THE EXERCISE ▸
Tally how many lines of these entries hold the string "title". Return the number alone.

━━━ DATASET EXCERPTS

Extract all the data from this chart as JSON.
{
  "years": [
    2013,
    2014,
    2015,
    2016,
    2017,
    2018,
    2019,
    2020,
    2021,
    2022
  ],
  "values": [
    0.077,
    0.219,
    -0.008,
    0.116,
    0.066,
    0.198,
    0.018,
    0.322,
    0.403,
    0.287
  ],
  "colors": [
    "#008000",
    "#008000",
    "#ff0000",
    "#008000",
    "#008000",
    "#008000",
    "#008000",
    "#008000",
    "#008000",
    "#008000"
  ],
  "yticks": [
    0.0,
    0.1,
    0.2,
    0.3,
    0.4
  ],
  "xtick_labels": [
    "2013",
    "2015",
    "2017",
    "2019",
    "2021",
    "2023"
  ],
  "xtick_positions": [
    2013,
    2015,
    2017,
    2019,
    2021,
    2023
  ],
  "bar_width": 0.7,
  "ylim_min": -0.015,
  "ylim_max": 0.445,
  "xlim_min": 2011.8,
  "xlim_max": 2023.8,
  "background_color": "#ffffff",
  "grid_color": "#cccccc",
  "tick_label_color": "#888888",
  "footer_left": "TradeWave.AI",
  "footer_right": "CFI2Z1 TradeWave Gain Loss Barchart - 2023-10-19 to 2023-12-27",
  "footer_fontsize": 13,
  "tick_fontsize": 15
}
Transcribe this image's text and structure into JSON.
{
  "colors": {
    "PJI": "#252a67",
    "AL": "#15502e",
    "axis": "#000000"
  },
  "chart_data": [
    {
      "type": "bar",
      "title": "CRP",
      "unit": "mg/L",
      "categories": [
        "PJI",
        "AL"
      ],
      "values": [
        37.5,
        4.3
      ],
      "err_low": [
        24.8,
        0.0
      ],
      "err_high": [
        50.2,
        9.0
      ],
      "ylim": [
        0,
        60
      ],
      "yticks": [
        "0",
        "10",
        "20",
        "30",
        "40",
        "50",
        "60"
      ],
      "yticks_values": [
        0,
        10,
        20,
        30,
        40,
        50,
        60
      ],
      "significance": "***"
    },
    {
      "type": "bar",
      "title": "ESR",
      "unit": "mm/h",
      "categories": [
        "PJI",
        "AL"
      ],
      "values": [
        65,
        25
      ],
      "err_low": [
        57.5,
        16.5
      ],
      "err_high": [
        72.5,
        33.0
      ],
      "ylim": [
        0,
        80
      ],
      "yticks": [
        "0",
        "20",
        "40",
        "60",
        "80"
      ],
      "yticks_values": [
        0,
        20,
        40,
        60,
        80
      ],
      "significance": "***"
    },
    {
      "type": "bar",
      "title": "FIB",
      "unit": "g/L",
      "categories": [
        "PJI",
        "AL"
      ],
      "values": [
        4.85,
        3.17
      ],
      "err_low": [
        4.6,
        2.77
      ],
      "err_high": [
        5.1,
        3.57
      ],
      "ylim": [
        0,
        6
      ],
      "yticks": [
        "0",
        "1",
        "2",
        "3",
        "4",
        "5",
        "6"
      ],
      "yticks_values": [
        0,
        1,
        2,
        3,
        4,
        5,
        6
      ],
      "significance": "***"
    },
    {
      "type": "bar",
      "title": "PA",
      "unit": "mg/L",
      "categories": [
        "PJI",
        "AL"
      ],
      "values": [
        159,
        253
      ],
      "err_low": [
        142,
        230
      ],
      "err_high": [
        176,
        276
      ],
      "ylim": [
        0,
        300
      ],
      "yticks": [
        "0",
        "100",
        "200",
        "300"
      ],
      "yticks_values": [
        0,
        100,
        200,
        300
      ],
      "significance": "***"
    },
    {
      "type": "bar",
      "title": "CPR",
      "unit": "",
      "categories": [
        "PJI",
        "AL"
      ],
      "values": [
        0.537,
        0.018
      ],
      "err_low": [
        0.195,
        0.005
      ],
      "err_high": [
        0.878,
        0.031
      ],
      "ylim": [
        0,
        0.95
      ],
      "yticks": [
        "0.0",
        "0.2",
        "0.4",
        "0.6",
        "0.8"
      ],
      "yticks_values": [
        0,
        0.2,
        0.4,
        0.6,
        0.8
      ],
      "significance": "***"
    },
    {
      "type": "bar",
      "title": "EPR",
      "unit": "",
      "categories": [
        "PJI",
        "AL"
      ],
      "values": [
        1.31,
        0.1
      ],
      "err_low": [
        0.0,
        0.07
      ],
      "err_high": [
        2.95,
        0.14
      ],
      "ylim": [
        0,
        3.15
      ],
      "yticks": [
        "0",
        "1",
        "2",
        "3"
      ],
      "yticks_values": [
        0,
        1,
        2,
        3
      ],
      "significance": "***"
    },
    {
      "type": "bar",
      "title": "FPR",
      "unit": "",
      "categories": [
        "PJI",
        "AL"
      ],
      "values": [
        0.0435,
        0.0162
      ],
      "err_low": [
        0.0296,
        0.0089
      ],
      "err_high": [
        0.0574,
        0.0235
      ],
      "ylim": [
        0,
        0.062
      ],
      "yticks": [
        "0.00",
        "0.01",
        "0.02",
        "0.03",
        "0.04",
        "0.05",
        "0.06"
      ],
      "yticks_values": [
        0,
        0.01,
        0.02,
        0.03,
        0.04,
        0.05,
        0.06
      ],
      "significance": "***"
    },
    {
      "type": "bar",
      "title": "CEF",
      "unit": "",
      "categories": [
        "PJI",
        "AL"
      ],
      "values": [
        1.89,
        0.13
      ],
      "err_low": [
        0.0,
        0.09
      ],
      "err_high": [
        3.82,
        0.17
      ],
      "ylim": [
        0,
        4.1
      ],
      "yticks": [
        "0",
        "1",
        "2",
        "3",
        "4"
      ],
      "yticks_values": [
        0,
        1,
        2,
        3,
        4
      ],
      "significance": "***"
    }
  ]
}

━━━━━━

WRITTEN SOLUTION ▸
8